▶ What the exercise asks: Everything in the data should be repeated exactly, save for the images.

# Records to process start

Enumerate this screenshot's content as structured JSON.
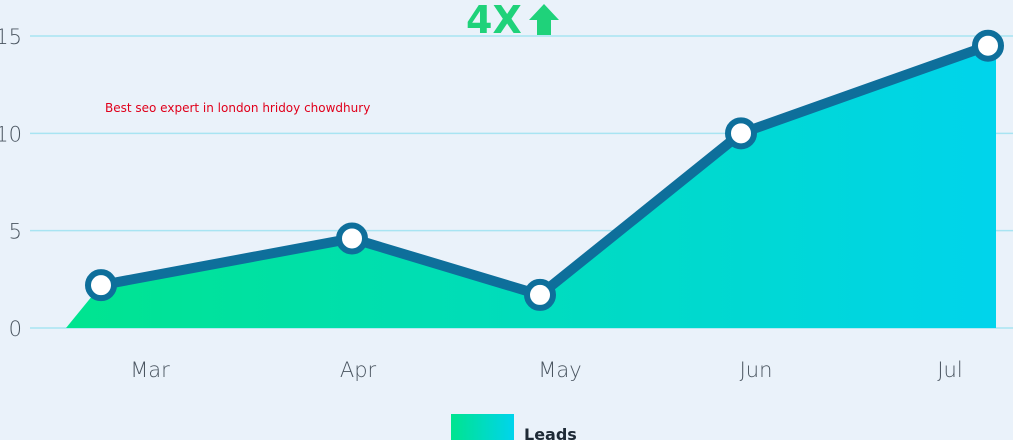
{
  "chart_data": {
    "type": "area",
    "title": "",
    "headline": "4X",
    "annotation": "Best seo expert in london hridoy chowdhury",
    "categories": [
      "Mar",
      "Apr",
      "May",
      "Jun",
      "Jul"
    ],
    "series": [
      {
        "name": "Leads",
        "values": [
          2.2,
          4.6,
          1.7,
          10,
          14.5
        ],
        "line_color": "#0e6f9b",
        "fill_start": "#00e48f",
        "fill_end": "#00d4ec"
      }
    ],
    "yticks": [
      0,
      5,
      10,
      15
    ],
    "ylim": [
      0,
      15
    ],
    "grid": true,
    "grid_color": "#a8e4f2",
    "legend_position": "bottom",
    "xlabel": "",
    "ylabel": ""
  },
  "colors": {
    "background": "#eaf2fa",
    "headline": "#1fd27a",
    "annotation": "#e0001b"
  },
  "icons": {
    "headline_icon": "up-arrow-icon"
  }
}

# Records to process end

▶ Worked solution:
Enumerate this screenshot's content as structured JSON.
{
  "chart_data": {
    "type": "area",
    "title": "",
    "headline": "4X",
    "annotation": "Best seo expert in london hridoy chowdhury",
    "categories": [
      "Mar",
      "Apr",
      "May",
      "Jun",
      "Jul"
    ],
    "series": [
      {
        "name": "Leads",
        "values": [
          2.2,
          4.6,
          1.7,
          10,
          14.5
        ],
        "line_color": "#0e6f9b",
        "fill_start": "#00e48f",
        "fill_end": "#00d4ec"
      }
    ],
    "yticks": [
      0,
      5,
      10,
      15
    ],
    "ylim": [
      0,
      15
    ],
    "grid": true,
    "grid_color": "#a8e4f2",
    "legend_position": "bottom",
    "xlabel": "",
    "ylabel": ""
  },
  "colors": {
    "background": "#eaf2fa",
    "headline": "#1fd27a",
    "annotation": "#e0001b"
  },
  "icons": {
    "headline_icon": "up-arrow-icon"
  }
}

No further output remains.